*SHORT PROBLEM:* Identify, in the records below, every line where the string "丝涤棉锦绫" appears, and copy each such line.
········
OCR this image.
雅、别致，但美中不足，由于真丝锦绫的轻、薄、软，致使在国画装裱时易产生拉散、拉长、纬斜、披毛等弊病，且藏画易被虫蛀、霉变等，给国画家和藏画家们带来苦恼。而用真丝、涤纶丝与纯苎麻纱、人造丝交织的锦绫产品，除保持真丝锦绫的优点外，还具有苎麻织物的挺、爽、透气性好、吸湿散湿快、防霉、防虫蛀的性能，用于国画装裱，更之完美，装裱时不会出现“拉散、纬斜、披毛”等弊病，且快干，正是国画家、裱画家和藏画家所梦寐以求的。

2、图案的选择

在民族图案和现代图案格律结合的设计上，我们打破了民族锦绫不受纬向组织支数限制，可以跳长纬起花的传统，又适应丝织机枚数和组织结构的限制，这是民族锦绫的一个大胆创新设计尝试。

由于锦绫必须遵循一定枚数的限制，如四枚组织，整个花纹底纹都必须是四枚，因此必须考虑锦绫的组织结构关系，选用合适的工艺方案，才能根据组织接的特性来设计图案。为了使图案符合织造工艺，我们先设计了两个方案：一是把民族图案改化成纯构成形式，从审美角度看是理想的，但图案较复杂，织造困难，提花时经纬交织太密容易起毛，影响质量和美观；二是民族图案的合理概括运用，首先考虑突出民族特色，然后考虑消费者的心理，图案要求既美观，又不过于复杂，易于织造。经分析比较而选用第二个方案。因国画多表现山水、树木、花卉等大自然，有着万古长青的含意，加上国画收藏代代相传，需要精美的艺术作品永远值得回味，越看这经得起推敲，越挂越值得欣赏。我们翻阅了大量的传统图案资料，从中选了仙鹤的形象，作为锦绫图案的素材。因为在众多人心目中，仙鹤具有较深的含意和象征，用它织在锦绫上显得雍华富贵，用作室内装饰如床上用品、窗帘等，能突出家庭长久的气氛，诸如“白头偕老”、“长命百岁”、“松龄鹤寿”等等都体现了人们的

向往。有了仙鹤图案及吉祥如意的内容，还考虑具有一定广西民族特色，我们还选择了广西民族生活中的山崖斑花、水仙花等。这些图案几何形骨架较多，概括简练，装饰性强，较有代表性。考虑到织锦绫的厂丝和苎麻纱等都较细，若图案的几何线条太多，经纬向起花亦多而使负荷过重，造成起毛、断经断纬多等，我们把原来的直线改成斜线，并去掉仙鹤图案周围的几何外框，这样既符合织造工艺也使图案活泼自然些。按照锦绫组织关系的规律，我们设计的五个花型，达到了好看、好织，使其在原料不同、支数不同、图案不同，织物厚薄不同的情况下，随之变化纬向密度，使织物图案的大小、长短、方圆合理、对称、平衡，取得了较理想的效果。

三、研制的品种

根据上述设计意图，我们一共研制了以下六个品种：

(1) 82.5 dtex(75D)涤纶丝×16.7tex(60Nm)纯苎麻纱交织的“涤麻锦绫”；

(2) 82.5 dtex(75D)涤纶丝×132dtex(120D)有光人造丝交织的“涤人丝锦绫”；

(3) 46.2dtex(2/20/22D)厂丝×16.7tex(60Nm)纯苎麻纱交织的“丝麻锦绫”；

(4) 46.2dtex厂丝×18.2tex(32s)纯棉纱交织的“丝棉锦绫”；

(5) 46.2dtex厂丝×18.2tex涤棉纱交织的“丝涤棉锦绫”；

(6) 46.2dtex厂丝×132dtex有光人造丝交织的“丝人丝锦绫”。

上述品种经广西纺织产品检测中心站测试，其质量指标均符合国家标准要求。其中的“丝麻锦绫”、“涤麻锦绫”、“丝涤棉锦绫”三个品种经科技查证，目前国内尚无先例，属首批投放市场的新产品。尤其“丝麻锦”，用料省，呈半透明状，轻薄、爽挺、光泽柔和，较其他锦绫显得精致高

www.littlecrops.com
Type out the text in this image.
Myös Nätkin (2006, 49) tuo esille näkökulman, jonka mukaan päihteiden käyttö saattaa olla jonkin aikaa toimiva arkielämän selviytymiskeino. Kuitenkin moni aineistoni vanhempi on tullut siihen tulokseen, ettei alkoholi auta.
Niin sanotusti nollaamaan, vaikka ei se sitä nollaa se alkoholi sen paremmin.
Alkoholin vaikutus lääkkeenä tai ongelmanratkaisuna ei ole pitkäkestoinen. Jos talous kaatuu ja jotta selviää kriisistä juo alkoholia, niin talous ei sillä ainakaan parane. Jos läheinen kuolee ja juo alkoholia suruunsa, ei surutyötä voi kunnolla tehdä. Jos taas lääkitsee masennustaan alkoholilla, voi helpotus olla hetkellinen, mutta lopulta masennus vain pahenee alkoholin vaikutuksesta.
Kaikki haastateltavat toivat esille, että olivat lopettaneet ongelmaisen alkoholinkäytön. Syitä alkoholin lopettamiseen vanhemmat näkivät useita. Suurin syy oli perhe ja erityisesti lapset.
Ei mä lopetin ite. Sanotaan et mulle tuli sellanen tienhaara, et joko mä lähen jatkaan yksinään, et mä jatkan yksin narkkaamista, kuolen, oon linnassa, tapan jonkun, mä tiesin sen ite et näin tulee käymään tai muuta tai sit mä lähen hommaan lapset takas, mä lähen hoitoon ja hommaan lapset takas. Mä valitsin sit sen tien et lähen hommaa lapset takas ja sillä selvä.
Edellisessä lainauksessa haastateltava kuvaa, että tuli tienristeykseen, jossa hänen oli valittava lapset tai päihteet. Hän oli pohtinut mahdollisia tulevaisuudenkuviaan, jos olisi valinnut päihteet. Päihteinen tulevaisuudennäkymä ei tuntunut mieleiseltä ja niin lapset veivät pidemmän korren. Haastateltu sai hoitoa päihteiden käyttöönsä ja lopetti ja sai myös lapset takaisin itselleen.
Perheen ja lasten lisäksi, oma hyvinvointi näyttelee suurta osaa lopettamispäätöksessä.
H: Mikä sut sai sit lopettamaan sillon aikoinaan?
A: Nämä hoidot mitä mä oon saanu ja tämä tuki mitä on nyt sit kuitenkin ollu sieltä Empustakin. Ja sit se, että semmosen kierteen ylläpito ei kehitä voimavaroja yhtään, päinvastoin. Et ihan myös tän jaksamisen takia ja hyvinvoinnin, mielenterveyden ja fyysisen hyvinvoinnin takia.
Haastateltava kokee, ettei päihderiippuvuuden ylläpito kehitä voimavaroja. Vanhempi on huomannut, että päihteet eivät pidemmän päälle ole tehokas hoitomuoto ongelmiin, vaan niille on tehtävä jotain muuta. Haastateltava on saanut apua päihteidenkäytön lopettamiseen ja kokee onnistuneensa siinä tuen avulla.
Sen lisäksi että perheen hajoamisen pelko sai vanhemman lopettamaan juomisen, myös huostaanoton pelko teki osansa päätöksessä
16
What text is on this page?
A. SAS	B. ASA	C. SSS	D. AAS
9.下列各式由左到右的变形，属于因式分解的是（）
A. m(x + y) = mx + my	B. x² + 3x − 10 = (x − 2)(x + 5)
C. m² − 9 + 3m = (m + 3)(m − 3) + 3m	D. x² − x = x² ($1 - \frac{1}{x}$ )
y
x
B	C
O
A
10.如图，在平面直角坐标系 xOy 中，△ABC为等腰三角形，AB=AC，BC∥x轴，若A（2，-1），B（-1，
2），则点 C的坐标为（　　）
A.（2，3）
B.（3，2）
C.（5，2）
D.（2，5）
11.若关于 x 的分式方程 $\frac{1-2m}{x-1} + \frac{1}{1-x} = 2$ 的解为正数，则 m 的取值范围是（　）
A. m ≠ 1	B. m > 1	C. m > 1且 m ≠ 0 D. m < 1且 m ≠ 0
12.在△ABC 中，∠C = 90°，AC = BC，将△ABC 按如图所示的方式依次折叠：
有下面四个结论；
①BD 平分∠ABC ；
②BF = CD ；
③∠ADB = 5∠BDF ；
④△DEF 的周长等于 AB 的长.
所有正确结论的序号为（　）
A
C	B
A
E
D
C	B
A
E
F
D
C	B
········
*EXERCISE RESULT:*
(5) 46.2dtex厂丝×18.2tex涤棉纱交织的“丝涤棉锦绫”；
上述品种经广西纺织产品检测中心站测试，其质量指标均符合国家标准要求。其中的“丝麻锦绫”、“涤麻锦绫”、“丝涤棉锦绫”三个品种经科技查证，目前国内尚无先例，属首批投放市场的新产品。尤其“丝麻锦”，用料省，呈半透明状，轻薄、爽挺、光泽柔和，较其他锦绫显得精致高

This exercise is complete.